[REQUEST] Among the entries that follow, tally the lines with the string "leaves". Give no more than the number.

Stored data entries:
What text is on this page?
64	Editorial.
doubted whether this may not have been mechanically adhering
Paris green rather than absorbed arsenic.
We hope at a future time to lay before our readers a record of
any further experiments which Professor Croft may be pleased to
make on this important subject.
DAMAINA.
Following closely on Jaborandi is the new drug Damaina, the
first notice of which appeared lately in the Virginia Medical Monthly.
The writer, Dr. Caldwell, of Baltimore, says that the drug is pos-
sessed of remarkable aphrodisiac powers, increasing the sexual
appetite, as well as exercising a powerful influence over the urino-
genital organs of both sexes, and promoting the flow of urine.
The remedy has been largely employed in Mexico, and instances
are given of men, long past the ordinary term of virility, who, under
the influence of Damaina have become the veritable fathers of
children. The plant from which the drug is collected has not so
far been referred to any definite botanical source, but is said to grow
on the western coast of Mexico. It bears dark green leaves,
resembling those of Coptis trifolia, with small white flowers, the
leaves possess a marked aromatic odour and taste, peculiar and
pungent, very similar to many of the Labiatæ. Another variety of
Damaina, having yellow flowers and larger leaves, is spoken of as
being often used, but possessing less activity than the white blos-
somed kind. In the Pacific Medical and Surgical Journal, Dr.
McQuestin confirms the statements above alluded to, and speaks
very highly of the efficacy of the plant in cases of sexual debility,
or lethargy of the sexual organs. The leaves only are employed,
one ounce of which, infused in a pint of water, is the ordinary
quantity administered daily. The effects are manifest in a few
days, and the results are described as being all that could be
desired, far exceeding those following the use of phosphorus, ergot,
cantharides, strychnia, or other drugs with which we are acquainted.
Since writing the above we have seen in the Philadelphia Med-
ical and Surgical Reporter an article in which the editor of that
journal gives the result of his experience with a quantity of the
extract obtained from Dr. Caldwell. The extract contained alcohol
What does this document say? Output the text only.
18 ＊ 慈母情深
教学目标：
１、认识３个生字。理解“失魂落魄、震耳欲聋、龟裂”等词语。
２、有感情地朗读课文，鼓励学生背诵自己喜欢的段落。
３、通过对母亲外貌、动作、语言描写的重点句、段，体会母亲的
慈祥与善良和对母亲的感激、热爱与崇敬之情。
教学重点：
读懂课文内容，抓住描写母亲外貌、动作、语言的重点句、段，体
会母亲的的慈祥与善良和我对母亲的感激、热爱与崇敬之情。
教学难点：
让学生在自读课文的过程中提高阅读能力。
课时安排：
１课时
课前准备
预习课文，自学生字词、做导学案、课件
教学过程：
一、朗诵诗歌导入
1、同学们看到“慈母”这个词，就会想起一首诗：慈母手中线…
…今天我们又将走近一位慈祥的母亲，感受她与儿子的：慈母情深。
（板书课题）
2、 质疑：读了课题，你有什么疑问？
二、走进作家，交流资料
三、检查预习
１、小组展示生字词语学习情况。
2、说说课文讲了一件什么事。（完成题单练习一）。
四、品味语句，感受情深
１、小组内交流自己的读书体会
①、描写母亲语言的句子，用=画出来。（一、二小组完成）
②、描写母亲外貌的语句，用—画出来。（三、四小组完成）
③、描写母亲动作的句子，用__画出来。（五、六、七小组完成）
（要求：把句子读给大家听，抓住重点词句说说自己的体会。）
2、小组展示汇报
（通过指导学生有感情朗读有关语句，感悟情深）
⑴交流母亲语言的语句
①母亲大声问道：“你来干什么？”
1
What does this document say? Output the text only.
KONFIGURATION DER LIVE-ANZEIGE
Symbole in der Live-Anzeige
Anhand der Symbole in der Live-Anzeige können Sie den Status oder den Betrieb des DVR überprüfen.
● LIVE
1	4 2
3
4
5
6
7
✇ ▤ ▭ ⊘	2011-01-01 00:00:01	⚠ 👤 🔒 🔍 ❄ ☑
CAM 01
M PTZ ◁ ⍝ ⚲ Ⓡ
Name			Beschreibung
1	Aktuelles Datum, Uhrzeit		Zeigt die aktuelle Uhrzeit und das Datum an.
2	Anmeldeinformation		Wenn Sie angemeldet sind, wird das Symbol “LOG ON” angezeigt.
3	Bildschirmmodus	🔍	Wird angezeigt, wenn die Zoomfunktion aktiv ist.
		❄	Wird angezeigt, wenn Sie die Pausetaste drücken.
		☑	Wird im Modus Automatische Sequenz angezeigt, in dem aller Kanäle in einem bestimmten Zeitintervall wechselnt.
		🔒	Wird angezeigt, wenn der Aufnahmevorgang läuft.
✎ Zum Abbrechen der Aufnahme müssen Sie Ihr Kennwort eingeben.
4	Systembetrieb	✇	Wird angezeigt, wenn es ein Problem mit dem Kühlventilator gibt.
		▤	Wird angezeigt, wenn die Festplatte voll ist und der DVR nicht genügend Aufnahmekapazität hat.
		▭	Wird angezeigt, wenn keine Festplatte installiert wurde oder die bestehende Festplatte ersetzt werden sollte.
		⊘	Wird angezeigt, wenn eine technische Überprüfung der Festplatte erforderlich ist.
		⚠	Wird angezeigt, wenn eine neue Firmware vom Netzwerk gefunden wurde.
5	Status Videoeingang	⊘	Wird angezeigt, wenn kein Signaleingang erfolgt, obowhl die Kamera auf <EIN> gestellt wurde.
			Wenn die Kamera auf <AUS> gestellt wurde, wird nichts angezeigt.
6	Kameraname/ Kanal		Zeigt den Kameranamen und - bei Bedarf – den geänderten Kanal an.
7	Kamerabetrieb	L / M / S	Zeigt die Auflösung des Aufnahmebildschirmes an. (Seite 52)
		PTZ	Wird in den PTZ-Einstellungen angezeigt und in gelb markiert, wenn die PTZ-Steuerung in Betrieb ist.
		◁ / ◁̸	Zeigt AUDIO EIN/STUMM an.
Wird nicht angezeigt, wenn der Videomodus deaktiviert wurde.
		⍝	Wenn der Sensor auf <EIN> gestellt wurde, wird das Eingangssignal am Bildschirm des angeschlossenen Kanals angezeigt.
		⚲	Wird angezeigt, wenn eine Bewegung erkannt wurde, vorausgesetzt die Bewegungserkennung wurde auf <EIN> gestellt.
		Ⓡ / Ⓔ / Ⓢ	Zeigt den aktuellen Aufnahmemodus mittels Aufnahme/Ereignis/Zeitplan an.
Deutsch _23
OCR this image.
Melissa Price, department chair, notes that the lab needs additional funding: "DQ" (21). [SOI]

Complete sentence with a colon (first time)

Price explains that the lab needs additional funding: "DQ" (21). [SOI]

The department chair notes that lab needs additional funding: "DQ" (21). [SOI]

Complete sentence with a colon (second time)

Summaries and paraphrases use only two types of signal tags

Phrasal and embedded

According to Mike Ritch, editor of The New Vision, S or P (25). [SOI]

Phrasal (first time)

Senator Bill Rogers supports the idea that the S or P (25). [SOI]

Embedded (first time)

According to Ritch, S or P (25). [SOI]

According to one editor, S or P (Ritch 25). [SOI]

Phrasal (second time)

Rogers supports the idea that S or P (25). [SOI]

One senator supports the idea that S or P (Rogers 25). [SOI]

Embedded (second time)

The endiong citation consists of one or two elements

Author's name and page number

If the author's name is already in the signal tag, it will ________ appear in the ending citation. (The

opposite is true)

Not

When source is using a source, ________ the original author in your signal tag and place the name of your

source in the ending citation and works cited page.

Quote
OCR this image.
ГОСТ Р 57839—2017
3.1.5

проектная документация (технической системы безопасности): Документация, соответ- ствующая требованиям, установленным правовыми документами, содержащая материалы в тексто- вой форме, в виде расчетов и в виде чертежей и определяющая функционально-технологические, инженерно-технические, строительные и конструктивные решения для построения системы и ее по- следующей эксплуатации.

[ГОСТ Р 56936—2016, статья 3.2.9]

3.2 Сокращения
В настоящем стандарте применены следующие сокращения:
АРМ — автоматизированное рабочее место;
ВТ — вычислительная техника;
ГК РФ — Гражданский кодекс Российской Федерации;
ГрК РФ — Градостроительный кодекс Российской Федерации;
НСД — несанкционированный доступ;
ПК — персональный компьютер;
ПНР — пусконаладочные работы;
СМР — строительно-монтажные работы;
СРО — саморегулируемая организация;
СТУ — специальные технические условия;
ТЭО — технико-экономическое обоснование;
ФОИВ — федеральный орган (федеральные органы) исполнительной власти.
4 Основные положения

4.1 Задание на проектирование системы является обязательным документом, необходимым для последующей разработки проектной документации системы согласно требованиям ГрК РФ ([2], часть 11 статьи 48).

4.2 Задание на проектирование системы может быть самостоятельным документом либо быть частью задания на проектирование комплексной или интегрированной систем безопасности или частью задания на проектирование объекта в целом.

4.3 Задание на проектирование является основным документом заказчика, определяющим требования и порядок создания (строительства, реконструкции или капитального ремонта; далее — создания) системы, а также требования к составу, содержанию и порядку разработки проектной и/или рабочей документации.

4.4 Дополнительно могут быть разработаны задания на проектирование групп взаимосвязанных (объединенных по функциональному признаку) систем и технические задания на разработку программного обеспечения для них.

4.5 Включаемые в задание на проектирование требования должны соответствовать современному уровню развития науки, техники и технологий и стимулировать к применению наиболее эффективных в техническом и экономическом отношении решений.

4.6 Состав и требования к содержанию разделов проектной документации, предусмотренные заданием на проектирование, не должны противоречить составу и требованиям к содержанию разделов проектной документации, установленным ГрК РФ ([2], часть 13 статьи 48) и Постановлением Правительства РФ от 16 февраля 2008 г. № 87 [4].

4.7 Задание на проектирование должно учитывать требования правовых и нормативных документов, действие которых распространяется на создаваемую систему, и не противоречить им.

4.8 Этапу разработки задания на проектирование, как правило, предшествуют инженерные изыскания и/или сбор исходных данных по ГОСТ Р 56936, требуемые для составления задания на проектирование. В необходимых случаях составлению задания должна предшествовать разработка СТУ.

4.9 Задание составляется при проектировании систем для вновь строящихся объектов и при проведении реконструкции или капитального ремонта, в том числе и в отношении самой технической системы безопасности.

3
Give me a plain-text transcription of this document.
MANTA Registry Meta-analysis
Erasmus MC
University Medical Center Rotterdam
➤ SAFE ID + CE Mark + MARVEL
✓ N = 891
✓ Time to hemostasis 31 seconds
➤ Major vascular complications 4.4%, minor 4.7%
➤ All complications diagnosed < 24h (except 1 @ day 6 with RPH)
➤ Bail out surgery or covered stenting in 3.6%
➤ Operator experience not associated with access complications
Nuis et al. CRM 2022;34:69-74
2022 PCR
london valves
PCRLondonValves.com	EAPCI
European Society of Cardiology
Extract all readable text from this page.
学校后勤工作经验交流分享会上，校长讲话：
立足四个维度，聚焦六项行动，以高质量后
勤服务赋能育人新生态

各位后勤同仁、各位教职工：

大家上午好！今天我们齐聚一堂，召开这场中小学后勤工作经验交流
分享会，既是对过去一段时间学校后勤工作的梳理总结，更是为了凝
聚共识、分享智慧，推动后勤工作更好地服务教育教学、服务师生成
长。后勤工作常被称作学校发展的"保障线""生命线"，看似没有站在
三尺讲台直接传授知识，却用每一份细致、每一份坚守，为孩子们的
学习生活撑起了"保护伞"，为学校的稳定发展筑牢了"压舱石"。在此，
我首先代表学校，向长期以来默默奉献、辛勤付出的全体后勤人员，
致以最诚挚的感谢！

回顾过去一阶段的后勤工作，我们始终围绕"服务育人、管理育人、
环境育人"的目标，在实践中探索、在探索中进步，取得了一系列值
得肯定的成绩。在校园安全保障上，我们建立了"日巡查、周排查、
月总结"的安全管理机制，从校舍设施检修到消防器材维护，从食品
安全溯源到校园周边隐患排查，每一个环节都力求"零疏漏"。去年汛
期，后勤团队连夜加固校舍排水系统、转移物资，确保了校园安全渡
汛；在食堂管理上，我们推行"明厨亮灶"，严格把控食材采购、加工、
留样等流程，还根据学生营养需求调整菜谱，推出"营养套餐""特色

[EXERCISE ANSWER] 4